GIVEN PROBLEM
Reproduce each record exactly.

Dataset excerpts
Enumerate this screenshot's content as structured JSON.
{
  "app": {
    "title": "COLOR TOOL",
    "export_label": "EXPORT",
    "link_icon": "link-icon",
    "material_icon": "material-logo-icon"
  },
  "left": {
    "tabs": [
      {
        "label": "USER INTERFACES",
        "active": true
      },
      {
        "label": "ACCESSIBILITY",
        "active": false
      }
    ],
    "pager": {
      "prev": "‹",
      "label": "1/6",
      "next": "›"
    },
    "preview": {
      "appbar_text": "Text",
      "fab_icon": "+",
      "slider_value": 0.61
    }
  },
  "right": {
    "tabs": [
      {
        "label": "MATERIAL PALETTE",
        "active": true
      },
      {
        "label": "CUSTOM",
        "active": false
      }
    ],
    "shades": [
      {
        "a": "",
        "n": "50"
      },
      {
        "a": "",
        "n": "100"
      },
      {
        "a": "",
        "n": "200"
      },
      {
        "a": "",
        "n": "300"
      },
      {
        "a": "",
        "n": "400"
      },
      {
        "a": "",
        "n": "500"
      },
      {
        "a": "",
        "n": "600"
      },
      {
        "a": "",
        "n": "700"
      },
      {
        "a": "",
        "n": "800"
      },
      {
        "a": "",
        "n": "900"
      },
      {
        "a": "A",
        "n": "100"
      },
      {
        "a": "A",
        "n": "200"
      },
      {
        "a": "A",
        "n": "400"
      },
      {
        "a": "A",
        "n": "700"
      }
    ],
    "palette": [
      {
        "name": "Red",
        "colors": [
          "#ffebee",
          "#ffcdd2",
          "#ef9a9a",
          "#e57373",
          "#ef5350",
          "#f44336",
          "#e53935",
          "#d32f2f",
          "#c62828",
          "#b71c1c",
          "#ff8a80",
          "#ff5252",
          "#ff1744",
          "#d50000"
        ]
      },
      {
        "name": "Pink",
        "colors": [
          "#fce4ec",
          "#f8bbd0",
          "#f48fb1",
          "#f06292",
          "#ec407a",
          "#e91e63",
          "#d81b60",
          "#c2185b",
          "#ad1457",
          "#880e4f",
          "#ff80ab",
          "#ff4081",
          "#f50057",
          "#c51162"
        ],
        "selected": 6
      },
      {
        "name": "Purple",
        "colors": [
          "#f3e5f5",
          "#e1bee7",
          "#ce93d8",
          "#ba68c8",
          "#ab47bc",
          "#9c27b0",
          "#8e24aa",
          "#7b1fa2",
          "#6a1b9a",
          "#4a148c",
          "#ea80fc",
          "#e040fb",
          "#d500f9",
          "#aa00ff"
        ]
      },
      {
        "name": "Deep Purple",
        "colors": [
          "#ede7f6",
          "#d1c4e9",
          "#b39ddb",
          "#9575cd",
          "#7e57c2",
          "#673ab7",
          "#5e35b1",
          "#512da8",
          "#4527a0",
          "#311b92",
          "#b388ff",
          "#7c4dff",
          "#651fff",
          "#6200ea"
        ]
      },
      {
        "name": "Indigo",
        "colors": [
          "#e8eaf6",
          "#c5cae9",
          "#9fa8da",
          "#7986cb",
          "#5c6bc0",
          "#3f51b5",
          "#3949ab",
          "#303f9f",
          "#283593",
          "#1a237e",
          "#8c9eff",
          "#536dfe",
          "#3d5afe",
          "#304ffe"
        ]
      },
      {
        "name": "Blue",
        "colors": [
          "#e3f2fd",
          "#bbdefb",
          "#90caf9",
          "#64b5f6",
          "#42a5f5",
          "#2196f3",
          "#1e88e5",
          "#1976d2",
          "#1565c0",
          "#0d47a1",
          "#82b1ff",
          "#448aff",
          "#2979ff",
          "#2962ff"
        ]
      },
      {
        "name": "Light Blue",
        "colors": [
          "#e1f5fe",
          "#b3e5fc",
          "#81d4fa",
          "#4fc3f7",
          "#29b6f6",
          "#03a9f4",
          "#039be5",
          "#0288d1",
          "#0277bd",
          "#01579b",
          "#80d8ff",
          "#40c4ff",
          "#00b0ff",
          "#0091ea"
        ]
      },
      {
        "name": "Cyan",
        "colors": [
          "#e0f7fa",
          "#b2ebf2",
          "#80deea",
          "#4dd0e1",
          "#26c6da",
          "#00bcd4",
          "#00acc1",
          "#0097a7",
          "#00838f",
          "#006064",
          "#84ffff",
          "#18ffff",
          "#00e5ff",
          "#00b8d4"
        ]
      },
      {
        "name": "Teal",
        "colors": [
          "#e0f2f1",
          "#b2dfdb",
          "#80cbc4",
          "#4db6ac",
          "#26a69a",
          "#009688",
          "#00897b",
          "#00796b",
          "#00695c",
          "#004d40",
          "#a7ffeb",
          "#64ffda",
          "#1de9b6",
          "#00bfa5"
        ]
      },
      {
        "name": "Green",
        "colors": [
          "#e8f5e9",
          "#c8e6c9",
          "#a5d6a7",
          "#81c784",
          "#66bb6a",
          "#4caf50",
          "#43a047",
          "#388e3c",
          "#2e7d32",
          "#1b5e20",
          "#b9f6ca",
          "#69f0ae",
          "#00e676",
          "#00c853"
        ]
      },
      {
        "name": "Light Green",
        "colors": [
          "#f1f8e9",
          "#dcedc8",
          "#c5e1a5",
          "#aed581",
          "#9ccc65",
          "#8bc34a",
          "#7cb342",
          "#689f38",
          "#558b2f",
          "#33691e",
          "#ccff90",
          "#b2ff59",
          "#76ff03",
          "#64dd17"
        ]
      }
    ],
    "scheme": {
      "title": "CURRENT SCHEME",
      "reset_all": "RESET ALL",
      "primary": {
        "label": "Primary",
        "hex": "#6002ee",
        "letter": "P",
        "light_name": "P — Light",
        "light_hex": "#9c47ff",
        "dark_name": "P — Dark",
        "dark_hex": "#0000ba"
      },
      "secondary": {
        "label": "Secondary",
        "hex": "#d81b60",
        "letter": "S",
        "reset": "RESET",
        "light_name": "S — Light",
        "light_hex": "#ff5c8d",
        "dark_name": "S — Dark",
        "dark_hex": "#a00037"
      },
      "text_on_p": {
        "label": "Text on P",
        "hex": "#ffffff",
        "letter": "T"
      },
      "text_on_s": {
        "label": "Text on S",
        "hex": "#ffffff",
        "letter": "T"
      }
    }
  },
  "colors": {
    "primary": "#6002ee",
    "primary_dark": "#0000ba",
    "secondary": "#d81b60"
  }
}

SOLUTION TO THIS TASK
Enumerate this screenshot's content as structured JSON.
{
  "app": {
    "title": "COLOR TOOL",
    "export_label": "EXPORT",
    "link_icon": "link-icon",
    "material_icon": "material-logo-icon"
  },
  "left": {
    "tabs": [
      {
        "label": "USER INTERFACES",
        "active": true
      },
      {
        "label": "ACCESSIBILITY",
        "active": false
      }
    ],
    "pager": {
      "prev": "‹",
      "label": "1/6",
      "next": "›"
    },
    "preview": {
      "appbar_text": "Text",
      "fab_icon": "+",
      "slider_value": 0.61
    }
  },
  "right": {
    "tabs": [
      {
        "label": "MATERIAL PALETTE",
        "active": true
      },
      {
        "label": "CUSTOM",
        "active": false
      }
    ],
    "shades": [
      {
        "a": "",
        "n": "50"
      },
      {
        "a": "",
        "n": "100"
      },
      {
        "a": "",
        "n": "200"
      },
      {
        "a": "",
        "n": "300"
      },
      {
        "a": "",
        "n": "400"
      },
      {
        "a": "",
        "n": "500"
      },
      {
        "a": "",
        "n": "600"
      },
      {
        "a": "",
        "n": "700"
      },
      {
        "a": "",
        "n": "800"
      },
      {
        "a": "",
        "n": "900"
      },
      {
        "a": "A",
        "n": "100"
      },
      {
        "a": "A",
        "n": "200"
      },
      {
        "a": "A",
        "n": "400"
      },
      {
        "a": "A",
        "n": "700"
      }
    ],
    "palette": [
      {
        "name": "Red",
        "colors": [
          "#ffebee",
          "#ffcdd2",
          "#ef9a9a",
          "#e57373",
          "#ef5350",
          "#f44336",
          "#e53935",
          "#d32f2f",
          "#c62828",
          "#b71c1c",
          "#ff8a80",
          "#ff5252",
          "#ff1744",
          "#d50000"
        ]
      },
      {
        "name": "Pink",
        "colors": [
          "#fce4ec",
          "#f8bbd0",
          "#f48fb1",
          "#f06292",
          "#ec407a",
          "#e91e63",
          "#d81b60",
          "#c2185b",
          "#ad1457",
          "#880e4f",
          "#ff80ab",
          "#ff4081",
          "#f50057",
          "#c51162"
        ],
        "selected": 6
      },
      {
        "name": "Purple",
        "colors": [
          "#f3e5f5",
          "#e1bee7",
          "#ce93d8",
          "#ba68c8",
          "#ab47bc",
          "#9c27b0",
          "#8e24aa",
          "#7b1fa2",
          "#6a1b9a",
          "#4a148c",
          "#ea80fc",
          "#e040fb",
          "#d500f9",
          "#aa00ff"
        ]
      },
      {
        "name": "Deep Purple",
        "colors": [
          "#ede7f6",
          "#d1c4e9",
          "#b39ddb",
          "#9575cd",
          "#7e57c2",
          "#673ab7",
          "#5e35b1",
          "#512da8",
          "#4527a0",
          "#311b92",
          "#b388ff",
          "#7c4dff",
          "#651fff",
          "#6200ea"
        ]
      },
      {
        "name": "Indigo",
        "colors": [
          "#e8eaf6",
          "#c5cae9",
          "#9fa8da",
          "#7986cb",
          "#5c6bc0",
          "#3f51b5",
          "#3949ab",
          "#303f9f",
          "#283593",
          "#1a237e",
          "#8c9eff",
          "#536dfe",
          "#3d5afe",
          "#304ffe"
        ]
      },
      {
        "name": "Blue",
        "colors": [
          "#e3f2fd",
          "#bbdefb",
          "#90caf9",
          "#64b5f6",
          "#42a5f5",
          "#2196f3",
          "#1e88e5",
          "#1976d2",
          "#1565c0",
          "#0d47a1",
          "#82b1ff",
          "#448aff",
          "#2979ff",
          "#2962ff"
        ]
      },
      {
        "name": "Light Blue",
        "colors": [
          "#e1f5fe",
          "#b3e5fc",
          "#81d4fa",
          "#4fc3f7",
          "#29b6f6",
          "#03a9f4",
          "#039be5",
          "#0288d1",
          "#0277bd",
          "#01579b",
          "#80d8ff",
          "#40c4ff",
          "#00b0ff",
          "#0091ea"
        ]
      },
      {
        "name": "Cyan",
        "colors": [
          "#e0f7fa",
          "#b2ebf2",
          "#80deea",
          "#4dd0e1",
          "#26c6da",
          "#00bcd4",
          "#00acc1",
          "#0097a7",
          "#00838f",
          "#006064",
          "#84ffff",
          "#18ffff",
          "#00e5ff",
          "#00b8d4"
        ]
      },
      {
        "name": "Teal",
        "colors": [
          "#e0f2f1",
          "#b2dfdb",
          "#80cbc4",
          "#4db6ac",
          "#26a69a",
          "#009688",
          "#00897b",
          "#00796b",
          "#00695c",
          "#004d40",
          "#a7ffeb",
          "#64ffda",
          "#1de9b6",
          "#00bfa5"
        ]
      },
      {
        "name": "Green",
        "colors": [
          "#e8f5e9",
          "#c8e6c9",
          "#a5d6a7",
          "#81c784",
          "#66bb6a",
          "#4caf50",
          "#43a047",
          "#388e3c",
          "#2e7d32",
          "#1b5e20",
          "#b9f6ca",
          "#69f0ae",
          "#00e676",
          "#00c853"
        ]
      },
      {
        "name": "Light Green",
        "colors": [
          "#f1f8e9",
          "#dcedc8",
          "#c5e1a5",
          "#aed581",
          "#9ccc65",
          "#8bc34a",
          "#7cb342",
          "#689f38",
          "#558b2f",
          "#33691e",
          "#ccff90",
          "#b2ff59",
          "#76ff03",
          "#64dd17"
        ]
      }
    ],
    "scheme": {
      "title": "CURRENT SCHEME",
      "reset_all": "RESET ALL",
      "primary": {
        "label": "Primary",
        "hex": "#6002ee",
        "letter": "P",
        "light_name": "P — Light",
        "light_hex": "#9c47ff",
        "dark_name": "P — Dark",
        "dark_hex": "#0000ba"
      },
      "secondary": {
        "label": "Secondary",
        "hex": "#d81b60",
        "letter": "S",
        "reset": "RESET",
        "light_name": "S — Light",
        "light_hex": "#ff5c8d",
        "dark_name": "S — Dark",
        "dark_hex": "#a00037"
      },
      "text_on_p": {
        "label": "Text on P",
        "hex": "#ffffff",
        "letter": "T"
      },
      "text_on_s": {
        "label": "Text on S",
        "hex": "#ffffff",
        "letter": "T"
      }
    }
  },
  "colors": {
    "primary": "#6002ee",
    "primary_dark": "#0000ba",
    "secondary": "#d81b60"
  }
}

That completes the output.